-- START OF RECORDS TO PROCESS --

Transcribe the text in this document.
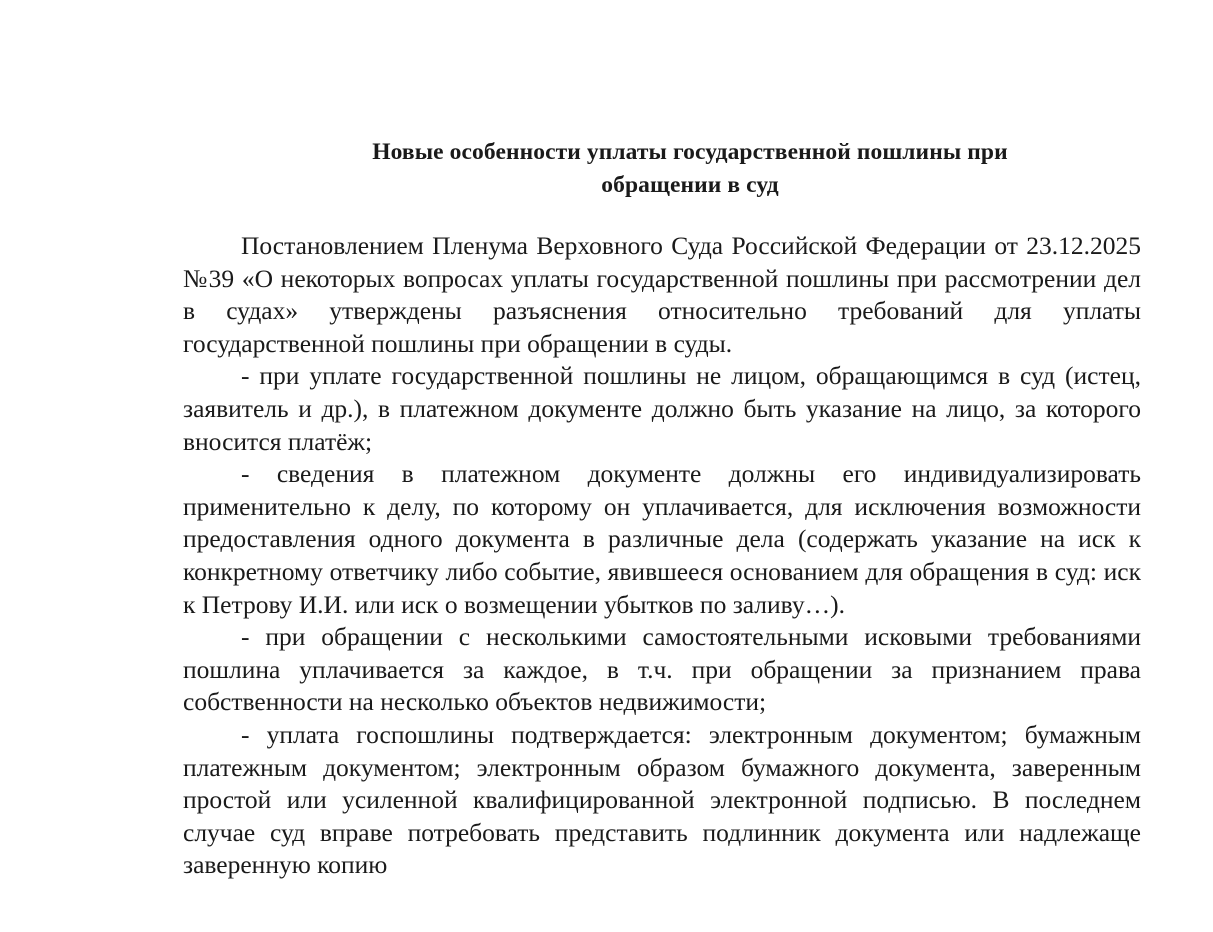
Новые особенности уплаты государственной пошлины при
обращении в суд

Постановлением Пленума Верховного Суда Российской Федерации от 23.12.2025 №39 «О некоторых вопросах уплаты государственной пошлины при рассмотрении дел в судах» утверждены разъяснения относительно требований для уплаты государственной пошлины при обращении в суды.

- при уплате государственной пошлины не лицом, обращающимся в суд (истец, заявитель и др.), в платежном документе должно быть указание на лицо, за которого вносится платёж;

- сведения в платежном документе должны его индивидуализировать применительно к делу, по которому он уплачивается, для исключения возможности предоставления одного документа в различные дела (содержать указание на иск к конкретному ответчику либо событие, явившееся основанием для обращения в суд: иск к Петрову И.И. или иск о возмещении убытков по заливу…).

- при обращении с несколькими самостоятельными исковыми требованиями пошлина уплачивается за каждое, в т.ч. при обращении за признанием права собственности на несколько объектов недвижимости;

- уплата госпошлины подтверждается: электронным документом; бумажным платежным документом; электронным образом бумажного документа, заверенным простой или усиленной квалифицированной электронной подписью. В последнем случае суд вправе потребовать представить подлинник документа или надлежаще заверенную копию
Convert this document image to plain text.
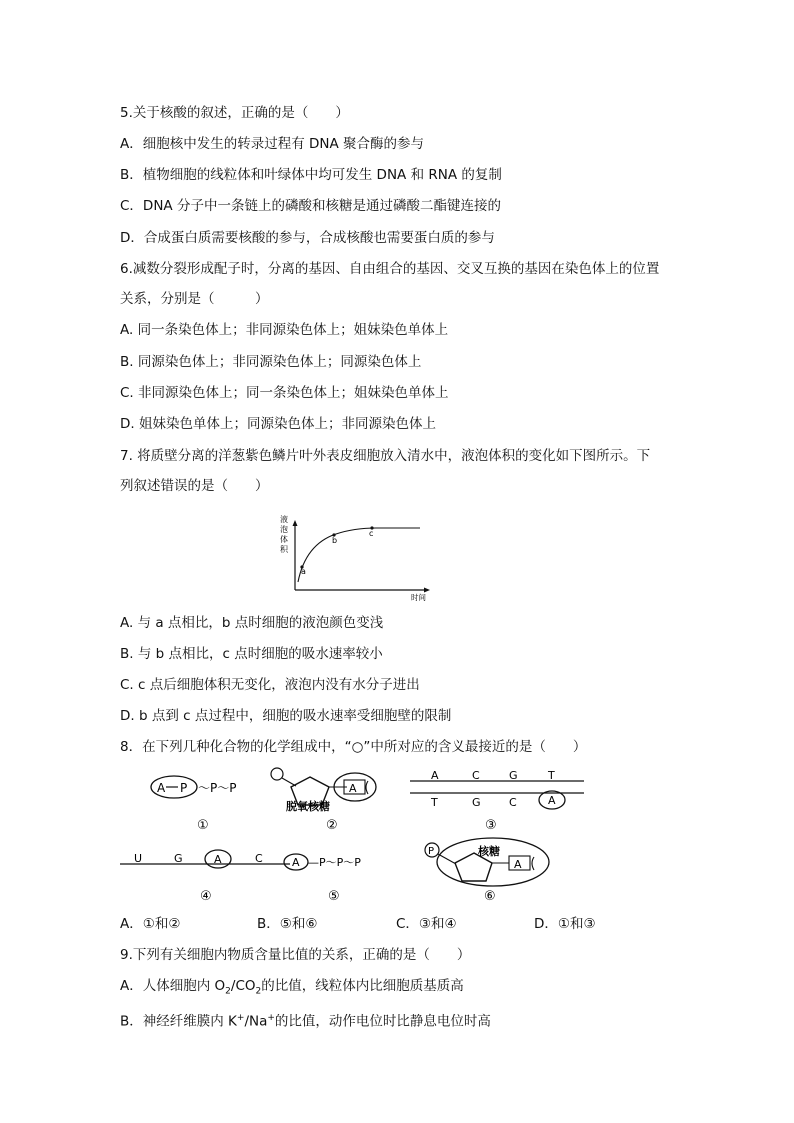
5.关于核酸的叙述，正确的是（　　）
A．细胞核中发生的转录过程有 DNA 聚合酶的参与
B．植物细胞的线粒体和叶绿体中均可发生 DNA 和 RNA 的复制
C．DNA 分子中一条链上的磷酸和核糖是通过磷酸二酯键连接的
D．合成蛋白质需要核酸的参与，合成核酸也需要蛋白质的参与
6.减数分裂形成配子时，分离的基因、自由组合的基因、交叉互换的基因在染色体上的位置
关系，分别是（　　　）
A. 同一条染色体上；非同源染色体上；姐妹染色单体上
B. 同源染色体上；非同源染色体上；同源染色体上
C. 非同源染色体上；同一条染色体上；姐妹染色单体上
D. 姐妹染色单体上；同源染色体上；非同源染色体上
7. 将质壁分离的洋葱紫色鳞片叶外表皮细胞放入清水中，液泡体积的变化如下图所示。下
列叙述错误的是（　　）
液
泡
体
积
a
b
c
时间
A. 与 a 点相比，b 点时细胞的液泡颜色变浅
B. 与 b 点相比，c 点时细胞的吸水速率较小
C. c 点后细胞体积无变化，液泡内没有水分子进出
D. b 点到 c 点过程中，细胞的吸水速率受细胞壁的限制
8．在下列几种化合物的化学组成中，“○”中所对应的含义最接近的是（　　）
A P ～P～P
①
A
脱氧核糖
②
A	C	G	T
T	G	C	A
③
U	G	A	C
④
A —P～P～P
⑤
P	核糖
A
⑥
A．①和②	B．⑤和⑥	C．③和④	D．①和③
9.下列有关细胞内物质含量比值的关系，正确的是（　　）
A．人体细胞内 $O_2/CO_2$的比值，线粒体内比细胞质基质高
B．神经纤维膜内 K+/Na+的比值，动作电位时比静息电位时高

-- END OF RECORDS TO PROCESS --

• _WHAT IS REQUIRED_
All of the material above is to be copied exactly, except for its images.

• _EXERCISE RESPONSE_
Transcribe the text in this document.
Новые особенности уплаты государственной пошлины при
обращении в суд

Постановлением Пленума Верховного Суда Российской Федерации от 23.12.2025 №39 «О некоторых вопросах уплаты государственной пошлины при рассмотрении дел в судах» утверждены разъяснения относительно требований для уплаты государственной пошлины при обращении в суды.

- при уплате государственной пошлины не лицом, обращающимся в суд (истец, заявитель и др.), в платежном документе должно быть указание на лицо, за которого вносится платёж;

- сведения в платежном документе должны его индивидуализировать применительно к делу, по которому он уплачивается, для исключения возможности предоставления одного документа в различные дела (содержать указание на иск к конкретному ответчику либо событие, явившееся основанием для обращения в суд: иск к Петрову И.И. или иск о возмещении убытков по заливу…).

- при обращении с несколькими самостоятельными исковыми требованиями пошлина уплачивается за каждое, в т.ч. при обращении за признанием права собственности на несколько объектов недвижимости;

- уплата госпошлины подтверждается: электронным документом; бумажным платежным документом; электронным образом бумажного документа, заверенным простой или усиленной квалифицированной электронной подписью. В последнем случае суд вправе потребовать представить подлинник документа или надлежаще заверенную копию
Convert this document image to plain text.
5.关于核酸的叙述，正确的是（　　）
A．细胞核中发生的转录过程有 DNA 聚合酶的参与
B．植物细胞的线粒体和叶绿体中均可发生 DNA 和 RNA 的复制
C．DNA 分子中一条链上的磷酸和核糖是通过磷酸二酯键连接的
D．合成蛋白质需要核酸的参与，合成核酸也需要蛋白质的参与
6.减数分裂形成配子时，分离的基因、自由组合的基因、交叉互换的基因在染色体上的位置
关系，分别是（　　　）
A. 同一条染色体上；非同源染色体上；姐妹染色单体上
B. 同源染色体上；非同源染色体上；同源染色体上
C. 非同源染色体上；同一条染色体上；姐妹染色单体上
D. 姐妹染色单体上；同源染色体上；非同源染色体上
7. 将质壁分离的洋葱紫色鳞片叶外表皮细胞放入清水中，液泡体积的变化如下图所示。下
列叙述错误的是（　　）
液
泡
体
积
a
b
c
时间
A. 与 a 点相比，b 点时细胞的液泡颜色变浅
B. 与 b 点相比，c 点时细胞的吸水速率较小
C. c 点后细胞体积无变化，液泡内没有水分子进出
D. b 点到 c 点过程中，细胞的吸水速率受细胞壁的限制
8．在下列几种化合物的化学组成中，“○”中所对应的含义最接近的是（　　）
A P ～P～P
①
A
脱氧核糖
②
A	C	G	T
T	G	C	A
③
U	G	A	C
④
A —P～P～P
⑤
P	核糖
A
⑥
A．①和②	B．⑤和⑥	C．③和④	D．①和③
9.下列有关细胞内物质含量比值的关系，正确的是（　　）
A．人体细胞内 $O_2/CO_2$的比值，线粒体内比细胞质基质高
B．神经纤维膜内 K+/Na+的比值，动作电位时比静息电位时高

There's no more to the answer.